Input rows:

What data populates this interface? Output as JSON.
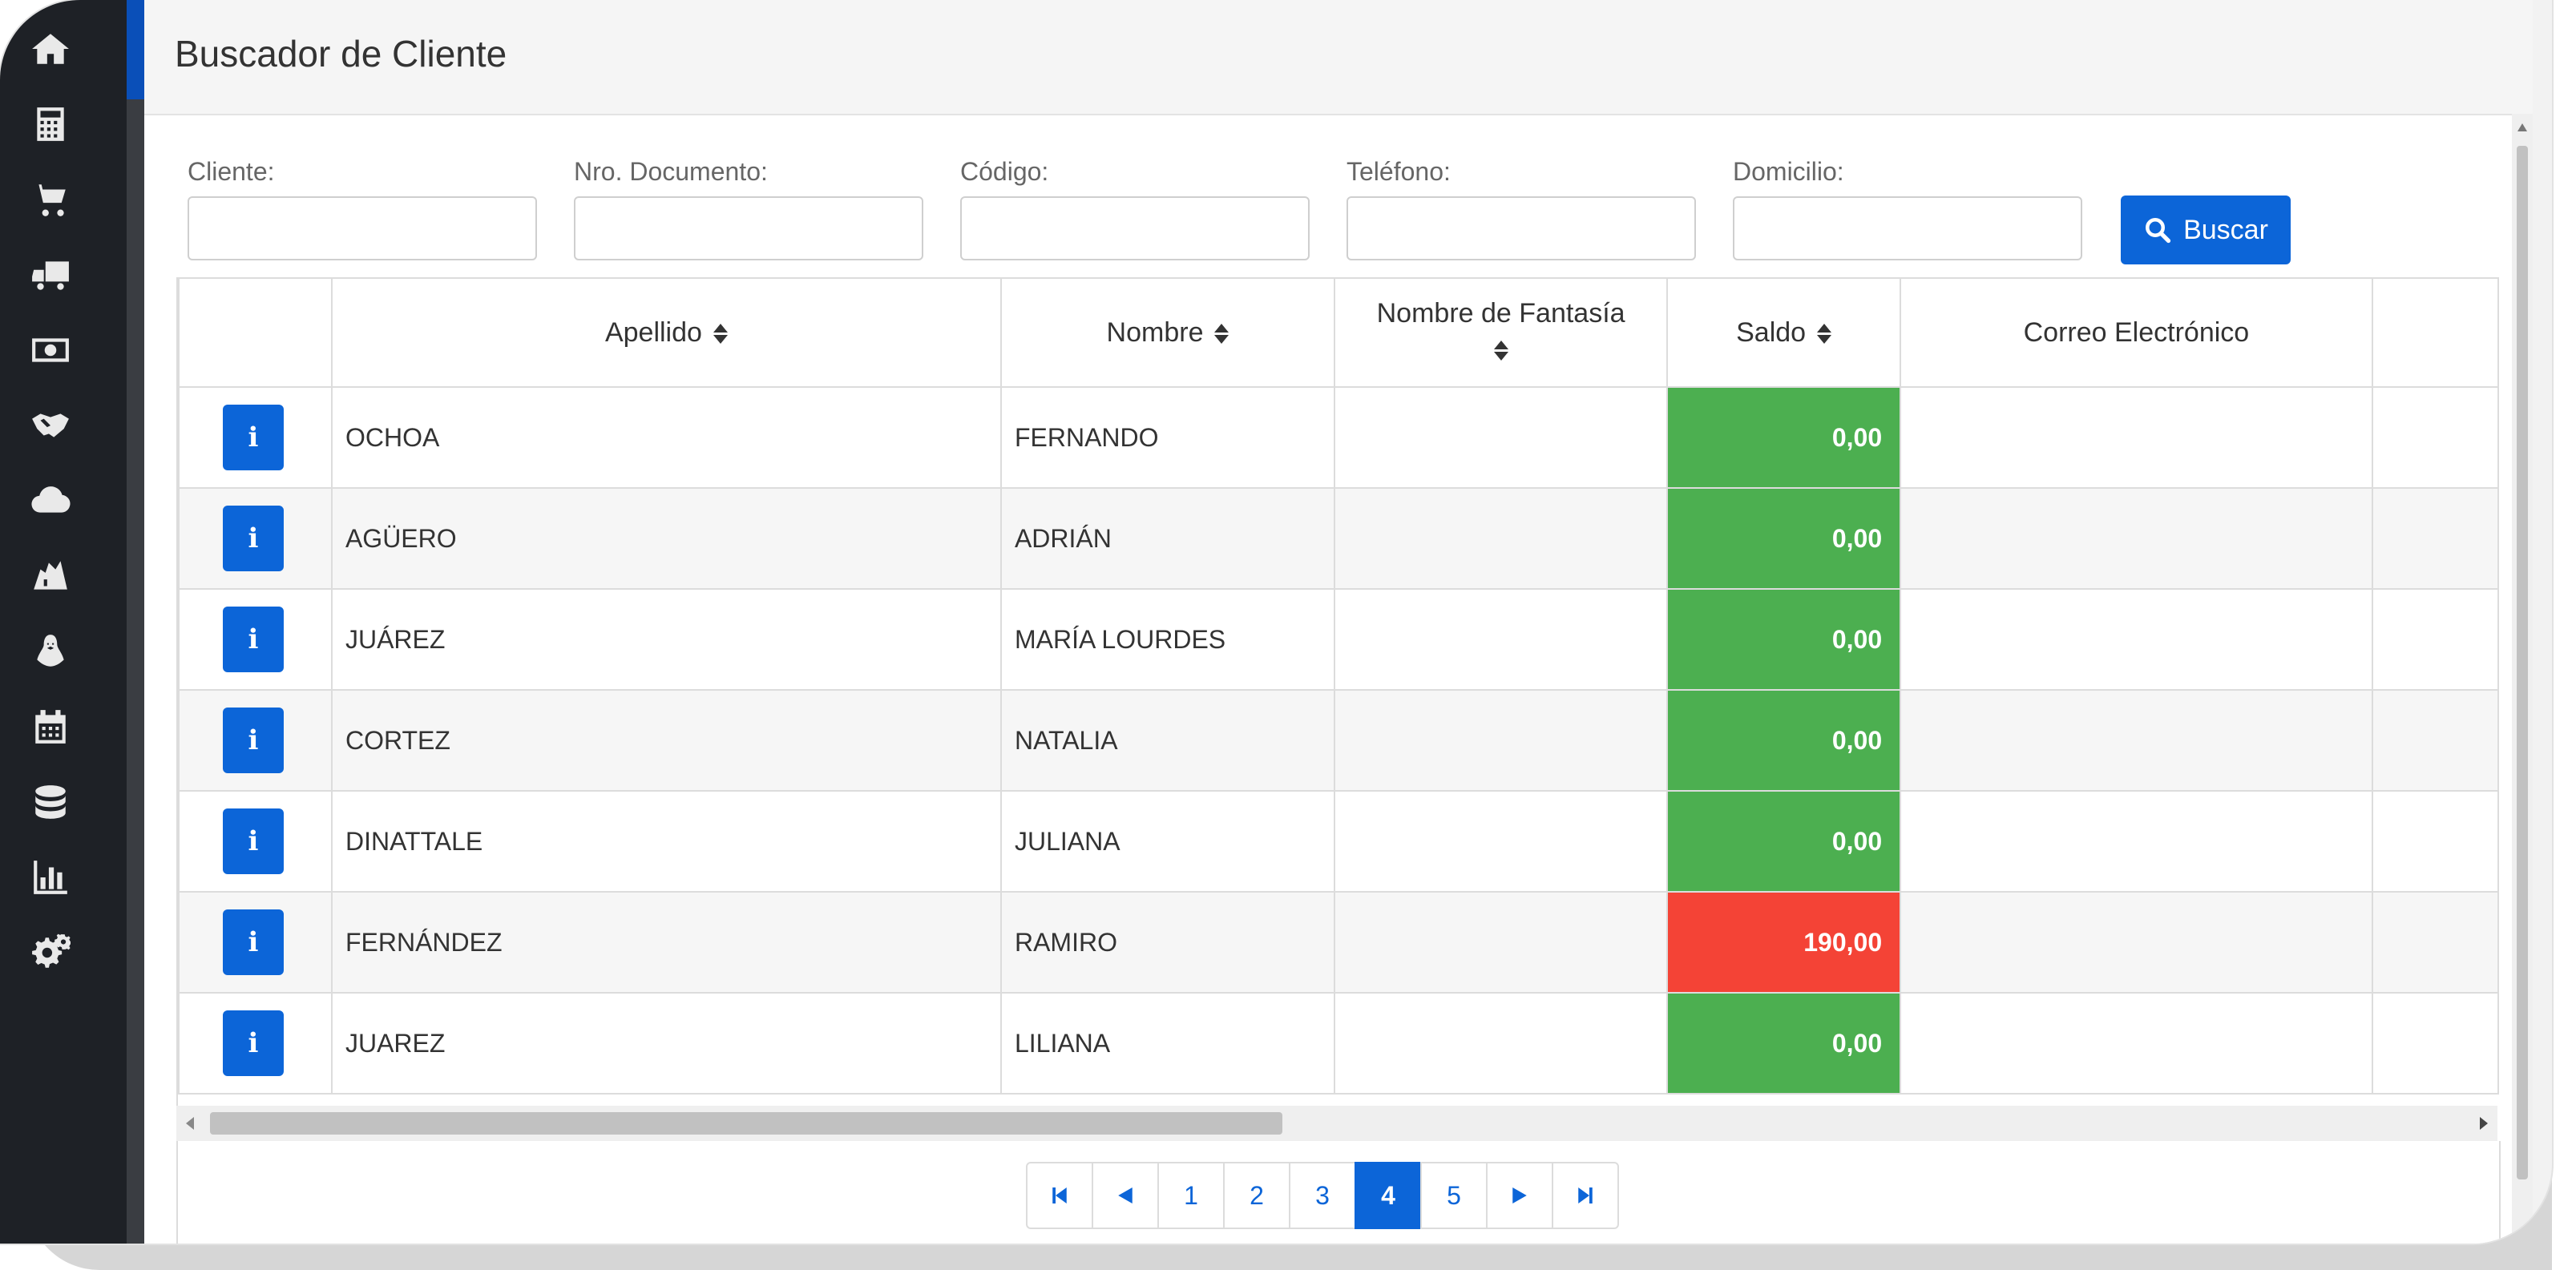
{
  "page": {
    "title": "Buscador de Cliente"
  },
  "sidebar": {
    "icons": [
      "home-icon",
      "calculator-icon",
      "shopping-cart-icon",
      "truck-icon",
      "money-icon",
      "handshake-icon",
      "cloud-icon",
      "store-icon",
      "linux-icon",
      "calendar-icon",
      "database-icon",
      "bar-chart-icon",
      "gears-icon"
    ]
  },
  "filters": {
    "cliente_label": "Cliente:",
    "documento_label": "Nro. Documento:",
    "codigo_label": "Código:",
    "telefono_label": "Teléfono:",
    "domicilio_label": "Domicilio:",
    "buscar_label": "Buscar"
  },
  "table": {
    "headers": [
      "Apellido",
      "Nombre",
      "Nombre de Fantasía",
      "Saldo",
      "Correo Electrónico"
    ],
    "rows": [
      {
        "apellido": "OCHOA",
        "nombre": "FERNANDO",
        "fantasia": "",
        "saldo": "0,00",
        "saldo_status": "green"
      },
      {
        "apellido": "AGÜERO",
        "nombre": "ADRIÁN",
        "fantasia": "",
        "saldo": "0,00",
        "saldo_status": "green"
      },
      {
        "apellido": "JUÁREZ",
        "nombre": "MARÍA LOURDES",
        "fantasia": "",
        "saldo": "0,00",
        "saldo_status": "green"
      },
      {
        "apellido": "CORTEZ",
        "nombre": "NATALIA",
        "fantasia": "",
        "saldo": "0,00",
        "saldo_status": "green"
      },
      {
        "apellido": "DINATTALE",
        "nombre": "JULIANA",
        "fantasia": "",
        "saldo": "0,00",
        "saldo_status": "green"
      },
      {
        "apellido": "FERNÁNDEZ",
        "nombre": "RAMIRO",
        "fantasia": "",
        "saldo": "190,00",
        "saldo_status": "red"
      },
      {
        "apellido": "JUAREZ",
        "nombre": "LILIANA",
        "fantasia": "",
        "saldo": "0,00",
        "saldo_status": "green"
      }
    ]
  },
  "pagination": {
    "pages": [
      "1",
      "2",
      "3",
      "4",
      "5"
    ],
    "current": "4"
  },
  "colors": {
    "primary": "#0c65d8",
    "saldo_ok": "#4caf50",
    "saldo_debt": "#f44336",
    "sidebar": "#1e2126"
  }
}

* * *

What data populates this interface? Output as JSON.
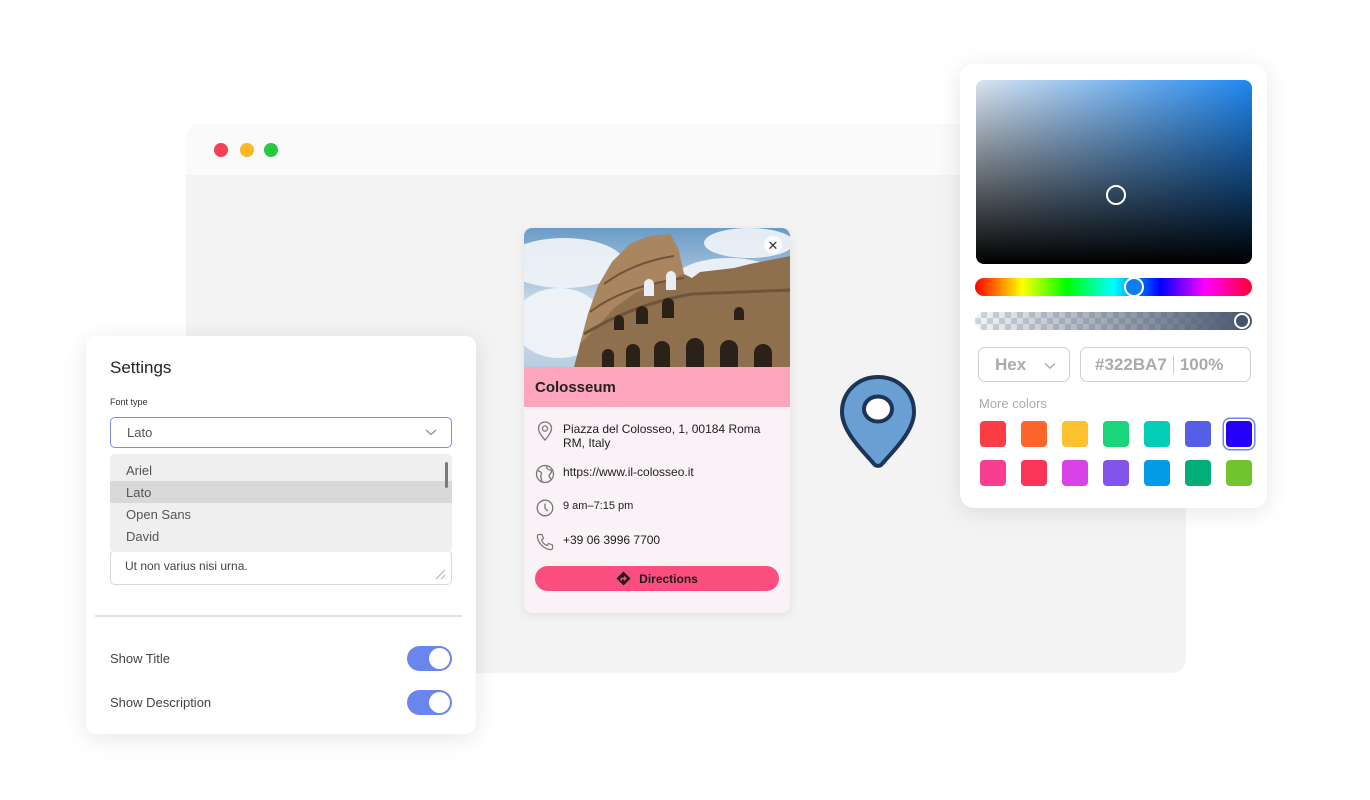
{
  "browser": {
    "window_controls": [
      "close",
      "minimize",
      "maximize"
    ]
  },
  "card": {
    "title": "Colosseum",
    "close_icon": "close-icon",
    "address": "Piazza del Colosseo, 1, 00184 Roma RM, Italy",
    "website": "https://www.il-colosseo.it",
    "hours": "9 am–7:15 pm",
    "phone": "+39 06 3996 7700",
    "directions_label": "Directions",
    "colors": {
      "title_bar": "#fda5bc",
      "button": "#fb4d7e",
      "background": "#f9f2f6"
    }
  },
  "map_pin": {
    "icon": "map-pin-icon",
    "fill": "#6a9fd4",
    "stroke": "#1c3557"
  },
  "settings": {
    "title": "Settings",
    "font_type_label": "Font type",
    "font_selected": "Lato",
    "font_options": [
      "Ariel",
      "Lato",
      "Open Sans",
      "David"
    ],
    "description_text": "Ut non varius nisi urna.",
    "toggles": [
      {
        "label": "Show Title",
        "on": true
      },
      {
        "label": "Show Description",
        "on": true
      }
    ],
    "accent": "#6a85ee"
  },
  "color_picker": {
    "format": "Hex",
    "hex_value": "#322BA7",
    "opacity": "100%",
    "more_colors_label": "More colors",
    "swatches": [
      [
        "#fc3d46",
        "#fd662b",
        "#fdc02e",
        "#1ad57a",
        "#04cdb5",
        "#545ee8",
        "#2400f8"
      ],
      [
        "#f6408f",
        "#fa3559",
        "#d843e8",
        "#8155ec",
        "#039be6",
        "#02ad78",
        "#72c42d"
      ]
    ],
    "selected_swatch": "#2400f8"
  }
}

What you should do: Pull out all lines from the listing that contain the string "Show".

Solution to this exercise:
        "label": "Show Title",
        "label": "Show Description",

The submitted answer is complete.